Material for this task —
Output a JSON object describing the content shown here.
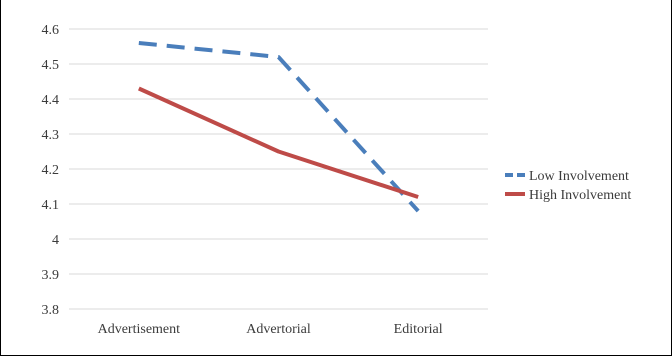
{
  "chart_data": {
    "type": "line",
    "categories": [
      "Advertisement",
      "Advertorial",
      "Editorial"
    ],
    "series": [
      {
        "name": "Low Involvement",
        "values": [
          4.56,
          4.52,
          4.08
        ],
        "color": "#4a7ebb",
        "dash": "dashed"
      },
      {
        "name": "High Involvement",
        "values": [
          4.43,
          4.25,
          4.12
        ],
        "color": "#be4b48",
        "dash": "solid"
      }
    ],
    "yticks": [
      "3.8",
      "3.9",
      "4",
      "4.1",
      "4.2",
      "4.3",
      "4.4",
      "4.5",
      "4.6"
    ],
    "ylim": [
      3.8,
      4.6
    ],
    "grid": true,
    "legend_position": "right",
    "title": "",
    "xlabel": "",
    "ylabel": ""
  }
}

What to produce — Extract all lines from the data in which "Involvement" is found.

Full solution —
        "name": "Low Involvement",
        "name": "High Involvement",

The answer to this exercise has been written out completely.